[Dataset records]
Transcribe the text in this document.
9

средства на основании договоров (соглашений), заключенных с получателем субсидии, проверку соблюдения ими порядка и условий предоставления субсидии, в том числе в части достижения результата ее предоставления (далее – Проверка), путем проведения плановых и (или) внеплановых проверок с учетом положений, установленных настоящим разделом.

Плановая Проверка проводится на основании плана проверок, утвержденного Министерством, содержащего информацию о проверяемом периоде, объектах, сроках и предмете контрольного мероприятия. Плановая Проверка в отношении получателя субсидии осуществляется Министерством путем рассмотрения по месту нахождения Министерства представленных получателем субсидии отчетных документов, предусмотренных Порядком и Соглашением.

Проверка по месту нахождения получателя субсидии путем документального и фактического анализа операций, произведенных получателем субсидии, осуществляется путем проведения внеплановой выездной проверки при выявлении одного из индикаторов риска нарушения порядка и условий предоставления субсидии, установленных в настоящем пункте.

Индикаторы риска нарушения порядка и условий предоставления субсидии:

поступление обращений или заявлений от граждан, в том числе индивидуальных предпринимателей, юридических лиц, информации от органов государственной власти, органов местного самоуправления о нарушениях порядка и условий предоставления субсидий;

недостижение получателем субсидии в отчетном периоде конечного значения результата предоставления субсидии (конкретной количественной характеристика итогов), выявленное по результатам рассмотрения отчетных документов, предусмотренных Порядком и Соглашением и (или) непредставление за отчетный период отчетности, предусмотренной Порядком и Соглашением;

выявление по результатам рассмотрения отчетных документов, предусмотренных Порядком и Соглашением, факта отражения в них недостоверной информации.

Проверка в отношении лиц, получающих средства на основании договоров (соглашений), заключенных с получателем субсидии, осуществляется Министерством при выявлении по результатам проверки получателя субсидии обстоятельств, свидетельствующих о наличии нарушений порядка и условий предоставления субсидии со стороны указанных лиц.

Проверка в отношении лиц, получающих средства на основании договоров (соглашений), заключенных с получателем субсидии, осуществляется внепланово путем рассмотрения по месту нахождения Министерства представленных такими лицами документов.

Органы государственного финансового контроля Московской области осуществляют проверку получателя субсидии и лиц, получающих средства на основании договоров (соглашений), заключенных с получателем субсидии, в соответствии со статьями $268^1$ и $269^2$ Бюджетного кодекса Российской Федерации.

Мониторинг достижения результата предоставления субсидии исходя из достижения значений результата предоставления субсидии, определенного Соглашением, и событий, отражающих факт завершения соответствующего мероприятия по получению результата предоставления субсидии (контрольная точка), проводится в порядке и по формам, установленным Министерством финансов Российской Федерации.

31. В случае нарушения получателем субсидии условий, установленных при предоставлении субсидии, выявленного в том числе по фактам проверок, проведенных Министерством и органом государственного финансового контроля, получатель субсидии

What to work on:
Each entry above is to be quoted exactly.

Written response:
Transcribe the text in this document.
9

средства на основании договоров (соглашений), заключенных с получателем субсидии, проверку соблюдения ими порядка и условий предоставления субсидии, в том числе в части достижения результата ее предоставления (далее – Проверка), путем проведения плановых и (или) внеплановых проверок с учетом положений, установленных настоящим разделом.

Плановая Проверка проводится на основании плана проверок, утвержденного Министерством, содержащего информацию о проверяемом периоде, объектах, сроках и предмете контрольного мероприятия. Плановая Проверка в отношении получателя субсидии осуществляется Министерством путем рассмотрения по месту нахождения Министерства представленных получателем субсидии отчетных документов, предусмотренных Порядком и Соглашением.

Проверка по месту нахождения получателя субсидии путем документального и фактического анализа операций, произведенных получателем субсидии, осуществляется путем проведения внеплановой выездной проверки при выявлении одного из индикаторов риска нарушения порядка и условий предоставления субсидии, установленных в настоящем пункте.

Индикаторы риска нарушения порядка и условий предоставления субсидии:

поступление обращений или заявлений от граждан, в том числе индивидуальных предпринимателей, юридических лиц, информации от органов государственной власти, органов местного самоуправления о нарушениях порядка и условий предоставления субсидий;

недостижение получателем субсидии в отчетном периоде конечного значения результата предоставления субсидии (конкретной количественной характеристика итогов), выявленное по результатам рассмотрения отчетных документов, предусмотренных Порядком и Соглашением и (или) непредставление за отчетный период отчетности, предусмотренной Порядком и Соглашением;

выявление по результатам рассмотрения отчетных документов, предусмотренных Порядком и Соглашением, факта отражения в них недостоверной информации.

Проверка в отношении лиц, получающих средства на основании договоров (соглашений), заключенных с получателем субсидии, осуществляется Министерством при выявлении по результатам проверки получателя субсидии обстоятельств, свидетельствующих о наличии нарушений порядка и условий предоставления субсидии со стороны указанных лиц.

Проверка в отношении лиц, получающих средства на основании договоров (соглашений), заключенных с получателем субсидии, осуществляется внепланово путем рассмотрения по месту нахождения Министерства представленных такими лицами документов.

Органы государственного финансового контроля Московской области осуществляют проверку получателя субсидии и лиц, получающих средства на основании договоров (соглашений), заключенных с получателем субсидии, в соответствии со статьями $268^1$ и $269^2$ Бюджетного кодекса Российской Федерации.

Мониторинг достижения результата предоставления субсидии исходя из достижения значений результата предоставления субсидии, определенного Соглашением, и событий, отражающих факт завершения соответствующего мероприятия по получению результата предоставления субсидии (контрольная точка), проводится в порядке и по формам, установленным Министерством финансов Российской Федерации.

31. В случае нарушения получателем субсидии условий, установленных при предоставлении субсидии, выявленного в том числе по фактам проверок, проведенных Министерством и органом государственного финансового контроля, получатель субсидии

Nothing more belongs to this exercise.